> **Task input**:
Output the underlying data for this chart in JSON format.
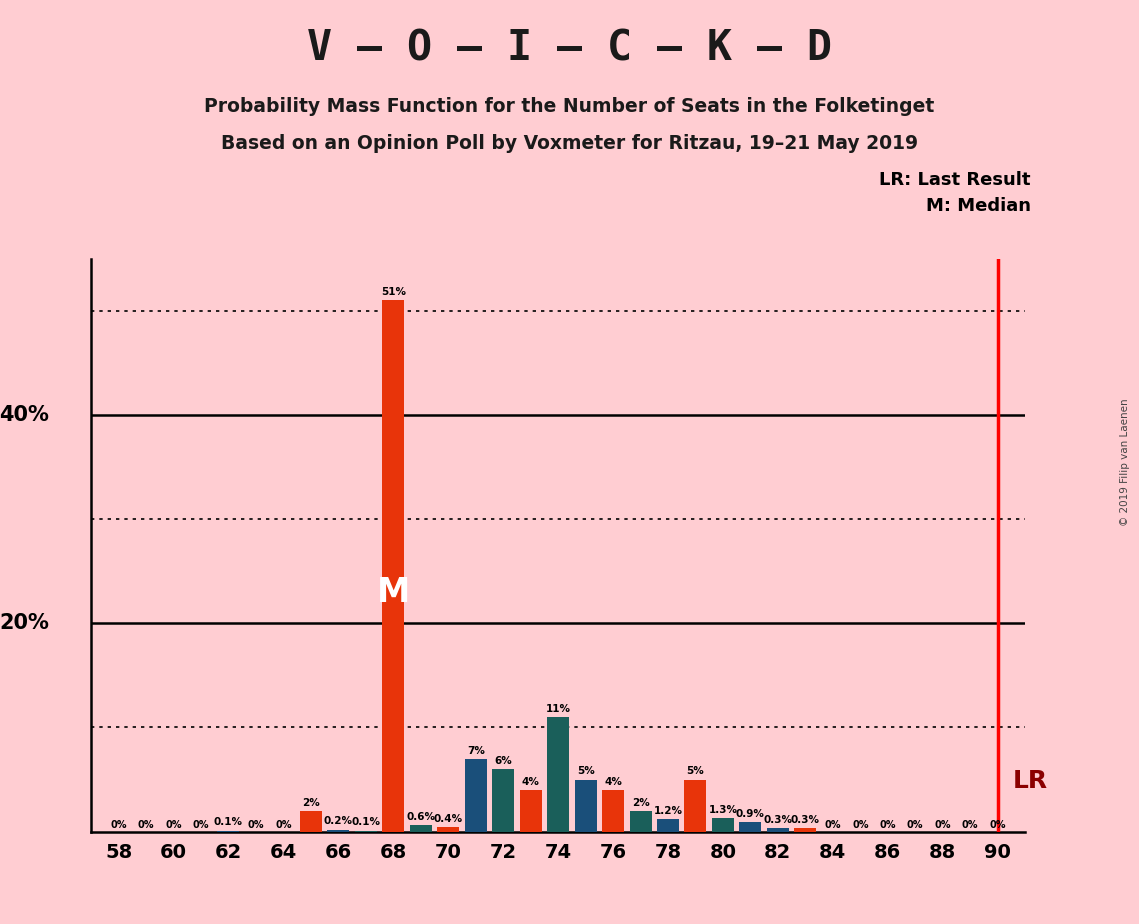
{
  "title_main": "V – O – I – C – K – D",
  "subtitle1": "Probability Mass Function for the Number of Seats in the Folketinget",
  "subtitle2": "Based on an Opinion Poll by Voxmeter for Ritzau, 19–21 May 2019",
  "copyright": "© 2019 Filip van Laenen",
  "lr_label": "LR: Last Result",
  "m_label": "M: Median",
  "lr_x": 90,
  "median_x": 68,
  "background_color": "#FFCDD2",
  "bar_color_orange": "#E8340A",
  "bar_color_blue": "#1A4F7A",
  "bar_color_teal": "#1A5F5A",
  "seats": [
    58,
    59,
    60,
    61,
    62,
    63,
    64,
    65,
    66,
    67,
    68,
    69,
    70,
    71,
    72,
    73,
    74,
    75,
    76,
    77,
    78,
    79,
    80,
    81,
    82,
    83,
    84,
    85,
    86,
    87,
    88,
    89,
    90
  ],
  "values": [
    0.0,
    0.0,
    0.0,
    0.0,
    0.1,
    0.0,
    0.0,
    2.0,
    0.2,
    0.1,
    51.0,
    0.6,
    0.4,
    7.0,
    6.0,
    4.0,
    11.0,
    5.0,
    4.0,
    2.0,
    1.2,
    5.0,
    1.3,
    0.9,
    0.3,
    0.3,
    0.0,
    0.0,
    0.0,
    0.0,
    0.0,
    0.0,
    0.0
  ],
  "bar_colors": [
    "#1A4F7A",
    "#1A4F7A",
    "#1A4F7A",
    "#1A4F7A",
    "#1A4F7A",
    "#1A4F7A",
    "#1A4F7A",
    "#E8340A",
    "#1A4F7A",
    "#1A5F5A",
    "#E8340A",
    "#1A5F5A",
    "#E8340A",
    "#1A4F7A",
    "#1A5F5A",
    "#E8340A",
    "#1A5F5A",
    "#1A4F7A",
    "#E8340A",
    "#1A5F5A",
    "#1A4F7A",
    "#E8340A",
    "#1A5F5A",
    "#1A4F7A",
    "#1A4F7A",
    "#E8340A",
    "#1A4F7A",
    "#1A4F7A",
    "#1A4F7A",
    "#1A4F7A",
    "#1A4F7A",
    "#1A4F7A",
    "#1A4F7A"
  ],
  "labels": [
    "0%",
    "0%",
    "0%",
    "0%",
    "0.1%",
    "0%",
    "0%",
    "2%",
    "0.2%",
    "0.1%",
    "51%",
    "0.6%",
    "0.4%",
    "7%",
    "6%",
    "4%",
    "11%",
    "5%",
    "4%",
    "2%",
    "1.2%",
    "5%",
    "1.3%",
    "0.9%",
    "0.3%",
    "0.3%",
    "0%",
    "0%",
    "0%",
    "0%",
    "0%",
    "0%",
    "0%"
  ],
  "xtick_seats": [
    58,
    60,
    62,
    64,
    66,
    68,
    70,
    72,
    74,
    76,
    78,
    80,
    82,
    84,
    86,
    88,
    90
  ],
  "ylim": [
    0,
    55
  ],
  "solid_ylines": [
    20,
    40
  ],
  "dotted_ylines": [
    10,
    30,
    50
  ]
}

> **Description of the task**:
Reproduce the whole listing word for word, setting aside any pictures.

> **The result**:
Output the underlying data for this chart in JSON format.
{
  "title_main": "V – O – I – C – K – D",
  "subtitle1": "Probability Mass Function for the Number of Seats in the Folketinget",
  "subtitle2": "Based on an Opinion Poll by Voxmeter for Ritzau, 19–21 May 2019",
  "copyright": "© 2019 Filip van Laenen",
  "lr_label": "LR: Last Result",
  "m_label": "M: Median",
  "lr_x": 90,
  "median_x": 68,
  "background_color": "#FFCDD2",
  "bar_color_orange": "#E8340A",
  "bar_color_blue": "#1A4F7A",
  "bar_color_teal": "#1A5F5A",
  "seats": [
    58,
    59,
    60,
    61,
    62,
    63,
    64,
    65,
    66,
    67,
    68,
    69,
    70,
    71,
    72,
    73,
    74,
    75,
    76,
    77,
    78,
    79,
    80,
    81,
    82,
    83,
    84,
    85,
    86,
    87,
    88,
    89,
    90
  ],
  "values": [
    0.0,
    0.0,
    0.0,
    0.0,
    0.1,
    0.0,
    0.0,
    2.0,
    0.2,
    0.1,
    51.0,
    0.6,
    0.4,
    7.0,
    6.0,
    4.0,
    11.0,
    5.0,
    4.0,
    2.0,
    1.2,
    5.0,
    1.3,
    0.9,
    0.3,
    0.3,
    0.0,
    0.0,
    0.0,
    0.0,
    0.0,
    0.0,
    0.0
  ],
  "bar_colors": [
    "#1A4F7A",
    "#1A4F7A",
    "#1A4F7A",
    "#1A4F7A",
    "#1A4F7A",
    "#1A4F7A",
    "#1A4F7A",
    "#E8340A",
    "#1A4F7A",
    "#1A5F5A",
    "#E8340A",
    "#1A5F5A",
    "#E8340A",
    "#1A4F7A",
    "#1A5F5A",
    "#E8340A",
    "#1A5F5A",
    "#1A4F7A",
    "#E8340A",
    "#1A5F5A",
    "#1A4F7A",
    "#E8340A",
    "#1A5F5A",
    "#1A4F7A",
    "#1A4F7A",
    "#E8340A",
    "#1A4F7A",
    "#1A4F7A",
    "#1A4F7A",
    "#1A4F7A",
    "#1A4F7A",
    "#1A4F7A",
    "#1A4F7A"
  ],
  "labels": [
    "0%",
    "0%",
    "0%",
    "0%",
    "0.1%",
    "0%",
    "0%",
    "2%",
    "0.2%",
    "0.1%",
    "51%",
    "0.6%",
    "0.4%",
    "7%",
    "6%",
    "4%",
    "11%",
    "5%",
    "4%",
    "2%",
    "1.2%",
    "5%",
    "1.3%",
    "0.9%",
    "0.3%",
    "0.3%",
    "0%",
    "0%",
    "0%",
    "0%",
    "0%",
    "0%",
    "0%"
  ],
  "xtick_seats": [
    58,
    60,
    62,
    64,
    66,
    68,
    70,
    72,
    74,
    76,
    78,
    80,
    82,
    84,
    86,
    88,
    90
  ],
  "ylim": [
    0,
    55
  ],
  "solid_ylines": [
    20,
    40
  ],
  "dotted_ylines": [
    10,
    30,
    50
  ]
}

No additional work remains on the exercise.